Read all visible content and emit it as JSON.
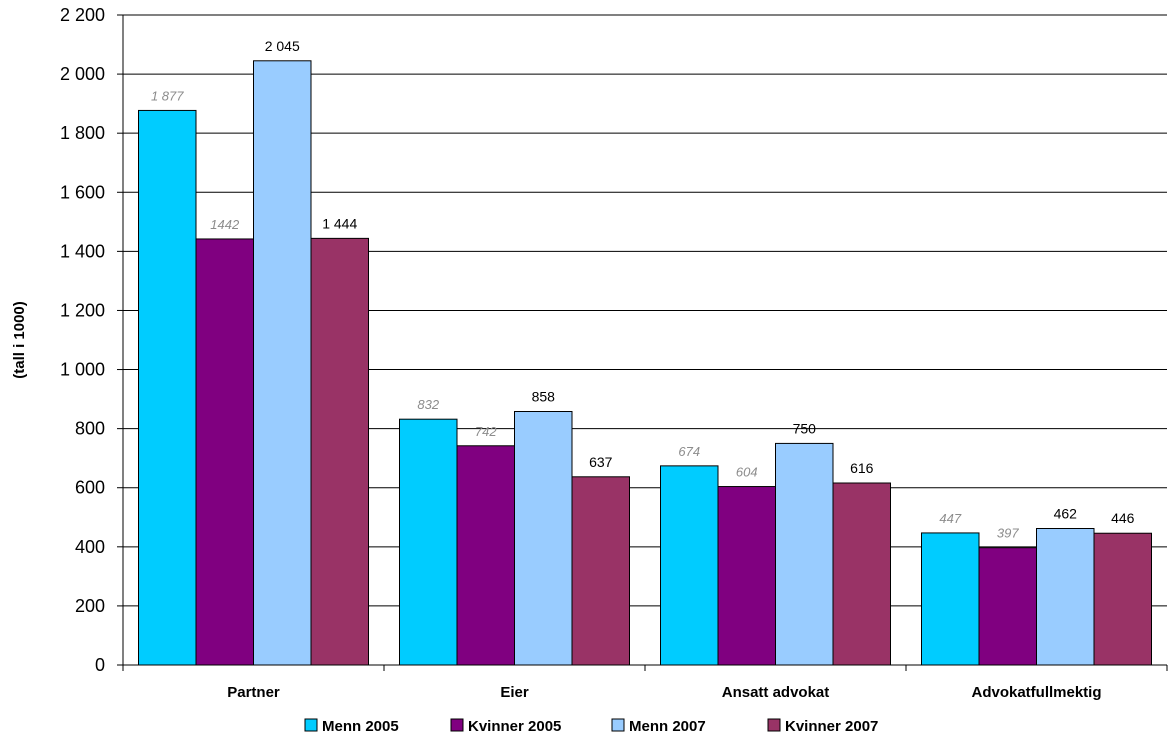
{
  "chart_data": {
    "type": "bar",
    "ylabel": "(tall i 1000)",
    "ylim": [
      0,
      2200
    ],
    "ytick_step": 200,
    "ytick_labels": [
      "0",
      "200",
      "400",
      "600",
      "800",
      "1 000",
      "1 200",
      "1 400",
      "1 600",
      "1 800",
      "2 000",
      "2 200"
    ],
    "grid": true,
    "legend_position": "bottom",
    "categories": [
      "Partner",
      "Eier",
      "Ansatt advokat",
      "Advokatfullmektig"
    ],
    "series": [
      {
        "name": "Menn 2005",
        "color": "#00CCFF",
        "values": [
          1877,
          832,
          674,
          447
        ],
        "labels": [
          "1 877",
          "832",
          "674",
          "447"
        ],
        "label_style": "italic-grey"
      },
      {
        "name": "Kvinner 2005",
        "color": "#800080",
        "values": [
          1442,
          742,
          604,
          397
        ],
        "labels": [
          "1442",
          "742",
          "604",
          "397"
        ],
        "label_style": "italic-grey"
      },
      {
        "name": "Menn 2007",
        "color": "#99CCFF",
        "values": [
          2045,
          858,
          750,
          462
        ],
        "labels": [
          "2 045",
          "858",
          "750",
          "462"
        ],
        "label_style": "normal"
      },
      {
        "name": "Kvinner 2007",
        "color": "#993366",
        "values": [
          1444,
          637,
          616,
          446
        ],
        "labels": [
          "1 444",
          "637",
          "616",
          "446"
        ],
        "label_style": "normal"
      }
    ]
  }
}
++++++
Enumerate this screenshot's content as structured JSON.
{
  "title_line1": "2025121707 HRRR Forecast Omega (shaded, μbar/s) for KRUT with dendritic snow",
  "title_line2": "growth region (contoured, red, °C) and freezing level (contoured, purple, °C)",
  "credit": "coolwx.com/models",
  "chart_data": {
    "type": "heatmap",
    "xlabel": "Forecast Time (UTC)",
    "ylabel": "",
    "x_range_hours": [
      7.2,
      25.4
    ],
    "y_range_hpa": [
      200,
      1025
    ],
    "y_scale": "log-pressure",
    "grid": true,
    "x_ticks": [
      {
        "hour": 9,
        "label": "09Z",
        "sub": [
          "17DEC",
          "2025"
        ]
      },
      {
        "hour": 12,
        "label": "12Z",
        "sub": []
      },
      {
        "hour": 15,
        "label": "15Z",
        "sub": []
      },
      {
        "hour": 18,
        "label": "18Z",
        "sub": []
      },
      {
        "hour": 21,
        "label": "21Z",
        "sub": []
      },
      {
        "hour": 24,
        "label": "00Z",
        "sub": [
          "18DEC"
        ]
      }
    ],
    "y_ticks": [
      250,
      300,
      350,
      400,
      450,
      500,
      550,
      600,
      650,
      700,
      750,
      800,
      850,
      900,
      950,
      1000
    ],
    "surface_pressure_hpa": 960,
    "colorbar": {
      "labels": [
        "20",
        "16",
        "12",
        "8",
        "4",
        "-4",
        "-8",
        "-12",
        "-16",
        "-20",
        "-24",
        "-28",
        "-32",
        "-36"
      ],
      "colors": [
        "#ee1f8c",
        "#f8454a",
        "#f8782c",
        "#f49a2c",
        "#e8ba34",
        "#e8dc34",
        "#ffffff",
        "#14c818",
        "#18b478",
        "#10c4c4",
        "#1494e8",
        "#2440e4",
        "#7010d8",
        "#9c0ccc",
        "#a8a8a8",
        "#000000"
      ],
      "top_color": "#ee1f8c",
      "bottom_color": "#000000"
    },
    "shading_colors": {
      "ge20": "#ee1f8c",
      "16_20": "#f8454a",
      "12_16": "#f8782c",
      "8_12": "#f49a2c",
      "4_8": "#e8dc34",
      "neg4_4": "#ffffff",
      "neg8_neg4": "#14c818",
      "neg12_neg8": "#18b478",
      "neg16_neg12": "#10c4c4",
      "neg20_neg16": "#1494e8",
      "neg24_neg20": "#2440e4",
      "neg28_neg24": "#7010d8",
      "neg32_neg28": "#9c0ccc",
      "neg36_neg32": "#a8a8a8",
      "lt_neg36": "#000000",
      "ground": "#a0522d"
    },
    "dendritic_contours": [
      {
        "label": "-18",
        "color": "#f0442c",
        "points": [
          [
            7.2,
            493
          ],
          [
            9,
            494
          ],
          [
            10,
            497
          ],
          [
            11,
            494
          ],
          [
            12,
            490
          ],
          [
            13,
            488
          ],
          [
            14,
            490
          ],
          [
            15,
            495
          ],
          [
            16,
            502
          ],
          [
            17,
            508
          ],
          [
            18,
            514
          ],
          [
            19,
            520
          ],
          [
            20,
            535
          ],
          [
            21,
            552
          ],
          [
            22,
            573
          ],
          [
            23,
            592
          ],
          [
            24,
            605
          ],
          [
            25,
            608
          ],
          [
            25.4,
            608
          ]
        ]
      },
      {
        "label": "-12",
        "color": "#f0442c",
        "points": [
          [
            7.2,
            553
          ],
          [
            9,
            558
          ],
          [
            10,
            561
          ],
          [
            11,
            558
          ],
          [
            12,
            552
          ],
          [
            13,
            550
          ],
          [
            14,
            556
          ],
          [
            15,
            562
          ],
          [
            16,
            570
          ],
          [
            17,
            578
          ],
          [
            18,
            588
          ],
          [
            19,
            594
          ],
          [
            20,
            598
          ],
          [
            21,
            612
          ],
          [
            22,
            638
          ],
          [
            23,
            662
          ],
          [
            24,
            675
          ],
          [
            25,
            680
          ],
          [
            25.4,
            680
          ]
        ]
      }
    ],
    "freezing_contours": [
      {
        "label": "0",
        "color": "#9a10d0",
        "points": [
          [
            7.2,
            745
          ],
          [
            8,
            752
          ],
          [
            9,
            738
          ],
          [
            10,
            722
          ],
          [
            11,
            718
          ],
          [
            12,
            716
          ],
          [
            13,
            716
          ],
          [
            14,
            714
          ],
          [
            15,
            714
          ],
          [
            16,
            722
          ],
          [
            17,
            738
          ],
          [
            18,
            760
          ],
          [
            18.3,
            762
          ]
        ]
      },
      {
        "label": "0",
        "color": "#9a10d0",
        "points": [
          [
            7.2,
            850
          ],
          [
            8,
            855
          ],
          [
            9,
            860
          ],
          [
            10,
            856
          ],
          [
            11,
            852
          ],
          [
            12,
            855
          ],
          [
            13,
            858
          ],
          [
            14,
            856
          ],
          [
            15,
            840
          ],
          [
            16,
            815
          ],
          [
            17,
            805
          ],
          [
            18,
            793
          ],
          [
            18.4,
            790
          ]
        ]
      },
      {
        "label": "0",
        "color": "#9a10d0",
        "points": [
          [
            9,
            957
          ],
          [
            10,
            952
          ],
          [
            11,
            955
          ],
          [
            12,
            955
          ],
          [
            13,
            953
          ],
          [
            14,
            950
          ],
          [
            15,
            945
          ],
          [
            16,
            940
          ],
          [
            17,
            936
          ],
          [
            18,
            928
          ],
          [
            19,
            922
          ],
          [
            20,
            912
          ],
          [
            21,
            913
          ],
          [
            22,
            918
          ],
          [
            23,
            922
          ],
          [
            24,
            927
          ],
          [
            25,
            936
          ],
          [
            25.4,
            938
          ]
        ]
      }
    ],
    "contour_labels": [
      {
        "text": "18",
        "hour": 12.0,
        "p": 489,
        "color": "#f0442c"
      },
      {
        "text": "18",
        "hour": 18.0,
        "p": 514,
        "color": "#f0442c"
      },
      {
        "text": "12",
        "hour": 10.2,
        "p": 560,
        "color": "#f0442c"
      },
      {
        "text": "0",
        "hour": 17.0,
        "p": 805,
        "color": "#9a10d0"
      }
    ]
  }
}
++++++
» Exercise directions:
Tell how many lines of the data above hold the string "name". Give only the number.

» The solution:
4